■ ACTIVITY
Output the material exactly, keeping every line intact.

= = = = =

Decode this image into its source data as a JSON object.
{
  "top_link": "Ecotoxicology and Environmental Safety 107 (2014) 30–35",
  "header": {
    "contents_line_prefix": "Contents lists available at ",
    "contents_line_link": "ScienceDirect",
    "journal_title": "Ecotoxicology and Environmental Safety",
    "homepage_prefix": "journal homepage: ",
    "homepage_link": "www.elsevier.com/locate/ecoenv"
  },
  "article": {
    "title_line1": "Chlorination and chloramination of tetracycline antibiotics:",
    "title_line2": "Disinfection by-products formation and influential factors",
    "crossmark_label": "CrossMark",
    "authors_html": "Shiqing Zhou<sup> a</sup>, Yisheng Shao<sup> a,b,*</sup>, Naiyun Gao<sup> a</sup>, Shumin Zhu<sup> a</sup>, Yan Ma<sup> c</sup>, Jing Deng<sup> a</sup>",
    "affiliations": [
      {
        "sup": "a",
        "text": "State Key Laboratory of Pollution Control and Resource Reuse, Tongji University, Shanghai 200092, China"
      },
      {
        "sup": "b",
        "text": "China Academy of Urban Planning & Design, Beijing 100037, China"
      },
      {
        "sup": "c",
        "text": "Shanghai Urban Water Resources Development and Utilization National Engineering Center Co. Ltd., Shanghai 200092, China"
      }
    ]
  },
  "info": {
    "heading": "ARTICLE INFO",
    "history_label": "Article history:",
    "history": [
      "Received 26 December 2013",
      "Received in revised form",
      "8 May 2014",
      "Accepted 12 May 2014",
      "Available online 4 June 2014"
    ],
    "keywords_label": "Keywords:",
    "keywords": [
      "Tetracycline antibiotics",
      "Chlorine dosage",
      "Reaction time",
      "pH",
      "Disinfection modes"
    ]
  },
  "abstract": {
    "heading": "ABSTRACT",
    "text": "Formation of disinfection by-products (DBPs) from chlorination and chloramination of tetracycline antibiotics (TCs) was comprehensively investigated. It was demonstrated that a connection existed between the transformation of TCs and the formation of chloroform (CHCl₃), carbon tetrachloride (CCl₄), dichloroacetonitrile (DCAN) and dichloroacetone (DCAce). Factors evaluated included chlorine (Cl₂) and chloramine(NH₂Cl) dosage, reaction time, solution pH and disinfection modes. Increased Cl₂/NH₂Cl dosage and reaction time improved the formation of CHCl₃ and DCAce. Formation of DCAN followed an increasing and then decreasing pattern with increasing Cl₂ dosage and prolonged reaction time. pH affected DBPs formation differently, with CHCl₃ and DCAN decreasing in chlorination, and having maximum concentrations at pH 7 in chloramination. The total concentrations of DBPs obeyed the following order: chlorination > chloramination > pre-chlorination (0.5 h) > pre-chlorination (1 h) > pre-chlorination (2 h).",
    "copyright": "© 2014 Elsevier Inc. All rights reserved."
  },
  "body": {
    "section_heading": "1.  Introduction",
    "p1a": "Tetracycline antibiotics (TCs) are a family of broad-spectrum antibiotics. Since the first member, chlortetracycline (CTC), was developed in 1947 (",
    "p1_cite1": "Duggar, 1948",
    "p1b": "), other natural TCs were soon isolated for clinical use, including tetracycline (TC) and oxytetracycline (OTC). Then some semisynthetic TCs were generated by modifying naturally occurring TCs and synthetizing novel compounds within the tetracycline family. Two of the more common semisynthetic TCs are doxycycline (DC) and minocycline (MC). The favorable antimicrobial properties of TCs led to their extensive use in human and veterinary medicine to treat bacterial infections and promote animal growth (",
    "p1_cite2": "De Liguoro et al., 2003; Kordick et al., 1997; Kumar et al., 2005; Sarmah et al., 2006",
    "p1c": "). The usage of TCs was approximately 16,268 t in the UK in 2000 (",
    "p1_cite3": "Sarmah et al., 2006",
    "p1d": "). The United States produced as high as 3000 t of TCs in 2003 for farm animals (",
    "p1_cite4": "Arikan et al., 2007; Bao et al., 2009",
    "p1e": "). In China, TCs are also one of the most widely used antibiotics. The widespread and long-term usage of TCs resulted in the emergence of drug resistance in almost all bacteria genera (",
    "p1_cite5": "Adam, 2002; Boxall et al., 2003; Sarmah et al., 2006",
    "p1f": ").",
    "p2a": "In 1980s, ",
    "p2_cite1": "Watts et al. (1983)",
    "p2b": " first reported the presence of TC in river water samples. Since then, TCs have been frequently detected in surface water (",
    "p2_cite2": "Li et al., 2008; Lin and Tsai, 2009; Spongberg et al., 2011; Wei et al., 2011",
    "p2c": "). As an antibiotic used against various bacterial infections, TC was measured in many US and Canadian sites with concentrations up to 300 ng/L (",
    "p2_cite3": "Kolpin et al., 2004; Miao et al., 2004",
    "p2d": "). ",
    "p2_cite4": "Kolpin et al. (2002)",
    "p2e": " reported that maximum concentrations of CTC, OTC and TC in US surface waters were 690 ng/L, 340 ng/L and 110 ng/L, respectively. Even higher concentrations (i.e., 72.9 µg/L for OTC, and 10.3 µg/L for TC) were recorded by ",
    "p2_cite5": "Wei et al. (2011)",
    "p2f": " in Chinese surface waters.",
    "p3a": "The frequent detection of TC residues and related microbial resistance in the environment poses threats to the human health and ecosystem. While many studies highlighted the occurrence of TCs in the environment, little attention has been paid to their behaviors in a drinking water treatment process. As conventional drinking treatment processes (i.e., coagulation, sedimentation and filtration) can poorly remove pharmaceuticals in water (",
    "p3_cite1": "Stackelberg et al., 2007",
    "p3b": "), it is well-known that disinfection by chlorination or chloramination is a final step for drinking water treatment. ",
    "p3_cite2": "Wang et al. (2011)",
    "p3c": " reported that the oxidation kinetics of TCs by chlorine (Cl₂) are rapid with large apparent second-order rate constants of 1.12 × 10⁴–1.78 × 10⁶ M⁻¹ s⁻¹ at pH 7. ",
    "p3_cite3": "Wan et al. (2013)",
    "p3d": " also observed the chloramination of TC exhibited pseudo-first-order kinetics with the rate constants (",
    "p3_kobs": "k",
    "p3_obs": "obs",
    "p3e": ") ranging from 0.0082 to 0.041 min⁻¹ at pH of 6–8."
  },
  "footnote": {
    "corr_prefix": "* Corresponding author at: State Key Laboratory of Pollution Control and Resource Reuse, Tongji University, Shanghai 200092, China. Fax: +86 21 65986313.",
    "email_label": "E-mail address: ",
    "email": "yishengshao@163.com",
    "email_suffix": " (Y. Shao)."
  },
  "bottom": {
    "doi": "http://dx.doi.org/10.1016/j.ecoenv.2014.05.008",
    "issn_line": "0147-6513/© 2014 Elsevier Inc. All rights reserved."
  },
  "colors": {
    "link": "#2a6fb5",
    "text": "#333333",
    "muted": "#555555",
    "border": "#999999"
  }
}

= = = = =

■ WRITTEN ANSWER
Decode this image into its source data as a JSON object.
{
  "top_link": "Ecotoxicology and Environmental Safety 107 (2014) 30–35",
  "header": {
    "contents_line_prefix": "Contents lists available at ",
    "contents_line_link": "ScienceDirect",
    "journal_title": "Ecotoxicology and Environmental Safety",
    "homepage_prefix": "journal homepage: ",
    "homepage_link": "www.elsevier.com/locate/ecoenv"
  },
  "article": {
    "title_line1": "Chlorination and chloramination of tetracycline antibiotics:",
    "title_line2": "Disinfection by-products formation and influential factors",
    "crossmark_label": "CrossMark",
    "authors_html": "Shiqing Zhou<sup> a</sup>, Yisheng Shao<sup> a,b,*</sup>, Naiyun Gao<sup> a</sup>, Shumin Zhu<sup> a</sup>, Yan Ma<sup> c</sup>, Jing Deng<sup> a</sup>",
    "affiliations": [
      {
        "sup": "a",
        "text": "State Key Laboratory of Pollution Control and Resource Reuse, Tongji University, Shanghai 200092, China"
      },
      {
        "sup": "b",
        "text": "China Academy of Urban Planning & Design, Beijing 100037, China"
      },
      {
        "sup": "c",
        "text": "Shanghai Urban Water Resources Development and Utilization National Engineering Center Co. Ltd., Shanghai 200092, China"
      }
    ]
  },
  "info": {
    "heading": "ARTICLE INFO",
    "history_label": "Article history:",
    "history": [
      "Received 26 December 2013",
      "Received in revised form",
      "8 May 2014",
      "Accepted 12 May 2014",
      "Available online 4 June 2014"
    ],
    "keywords_label": "Keywords:",
    "keywords": [
      "Tetracycline antibiotics",
      "Chlorine dosage",
      "Reaction time",
      "pH",
      "Disinfection modes"
    ]
  },
  "abstract": {
    "heading": "ABSTRACT",
    "text": "Formation of disinfection by-products (DBPs) from chlorination and chloramination of tetracycline antibiotics (TCs) was comprehensively investigated. It was demonstrated that a connection existed between the transformation of TCs and the formation of chloroform (CHCl₃), carbon tetrachloride (CCl₄), dichloroacetonitrile (DCAN) and dichloroacetone (DCAce). Factors evaluated included chlorine (Cl₂) and chloramine(NH₂Cl) dosage, reaction time, solution pH and disinfection modes. Increased Cl₂/NH₂Cl dosage and reaction time improved the formation of CHCl₃ and DCAce. Formation of DCAN followed an increasing and then decreasing pattern with increasing Cl₂ dosage and prolonged reaction time. pH affected DBPs formation differently, with CHCl₃ and DCAN decreasing in chlorination, and having maximum concentrations at pH 7 in chloramination. The total concentrations of DBPs obeyed the following order: chlorination > chloramination > pre-chlorination (0.5 h) > pre-chlorination (1 h) > pre-chlorination (2 h).",
    "copyright": "© 2014 Elsevier Inc. All rights reserved."
  },
  "body": {
    "section_heading": "1.  Introduction",
    "p1a": "Tetracycline antibiotics (TCs) are a family of broad-spectrum antibiotics. Since the first member, chlortetracycline (CTC), was developed in 1947 (",
    "p1_cite1": "Duggar, 1948",
    "p1b": "), other natural TCs were soon isolated for clinical use, including tetracycline (TC) and oxytetracycline (OTC). Then some semisynthetic TCs were generated by modifying naturally occurring TCs and synthetizing novel compounds within the tetracycline family. Two of the more common semisynthetic TCs are doxycycline (DC) and minocycline (MC). The favorable antimicrobial properties of TCs led to their extensive use in human and veterinary medicine to treat bacterial infections and promote animal growth (",
    "p1_cite2": "De Liguoro et al., 2003; Kordick et al., 1997; Kumar et al., 2005; Sarmah et al., 2006",
    "p1c": "). The usage of TCs was approximately 16,268 t in the UK in 2000 (",
    "p1_cite3": "Sarmah et al., 2006",
    "p1d": "). The United States produced as high as 3000 t of TCs in 2003 for farm animals (",
    "p1_cite4": "Arikan et al., 2007; Bao et al., 2009",
    "p1e": "). In China, TCs are also one of the most widely used antibiotics. The widespread and long-term usage of TCs resulted in the emergence of drug resistance in almost all bacteria genera (",
    "p1_cite5": "Adam, 2002; Boxall et al., 2003; Sarmah et al., 2006",
    "p1f": ").",
    "p2a": "In 1980s, ",
    "p2_cite1": "Watts et al. (1983)",
    "p2b": " first reported the presence of TC in river water samples. Since then, TCs have been frequently detected in surface water (",
    "p2_cite2": "Li et al., 2008; Lin and Tsai, 2009; Spongberg et al., 2011; Wei et al., 2011",
    "p2c": "). As an antibiotic used against various bacterial infections, TC was measured in many US and Canadian sites with concentrations up to 300 ng/L (",
    "p2_cite3": "Kolpin et al., 2004; Miao et al., 2004",
    "p2d": "). ",
    "p2_cite4": "Kolpin et al. (2002)",
    "p2e": " reported that maximum concentrations of CTC, OTC and TC in US surface waters were 690 ng/L, 340 ng/L and 110 ng/L, respectively. Even higher concentrations (i.e., 72.9 µg/L for OTC, and 10.3 µg/L for TC) were recorded by ",
    "p2_cite5": "Wei et al. (2011)",
    "p2f": " in Chinese surface waters.",
    "p3a": "The frequent detection of TC residues and related microbial resistance in the environment poses threats to the human health and ecosystem. While many studies highlighted the occurrence of TCs in the environment, little attention has been paid to their behaviors in a drinking water treatment process. As conventional drinking treatment processes (i.e., coagulation, sedimentation and filtration) can poorly remove pharmaceuticals in water (",
    "p3_cite1": "Stackelberg et al., 2007",
    "p3b": "), it is well-known that disinfection by chlorination or chloramination is a final step for drinking water treatment. ",
    "p3_cite2": "Wang et al. (2011)",
    "p3c": " reported that the oxidation kinetics of TCs by chlorine (Cl₂) are rapid with large apparent second-order rate constants of 1.12 × 10⁴–1.78 × 10⁶ M⁻¹ s⁻¹ at pH 7. ",
    "p3_cite3": "Wan et al. (2013)",
    "p3d": " also observed the chloramination of TC exhibited pseudo-first-order kinetics with the rate constants (",
    "p3_kobs": "k",
    "p3_obs": "obs",
    "p3e": ") ranging from 0.0082 to 0.041 min⁻¹ at pH of 6–8."
  },
  "footnote": {
    "corr_prefix": "* Corresponding author at: State Key Laboratory of Pollution Control and Resource Reuse, Tongji University, Shanghai 200092, China. Fax: +86 21 65986313.",
    "email_label": "E-mail address: ",
    "email": "yishengshao@163.com",
    "email_suffix": " (Y. Shao)."
  },
  "bottom": {
    "doi": "http://dx.doi.org/10.1016/j.ecoenv.2014.05.008",
    "issn_line": "0147-6513/© 2014 Elsevier Inc. All rights reserved."
  },
  "colors": {
    "link": "#2a6fb5",
    "text": "#333333",
    "muted": "#555555",
    "border": "#999999"
  }
}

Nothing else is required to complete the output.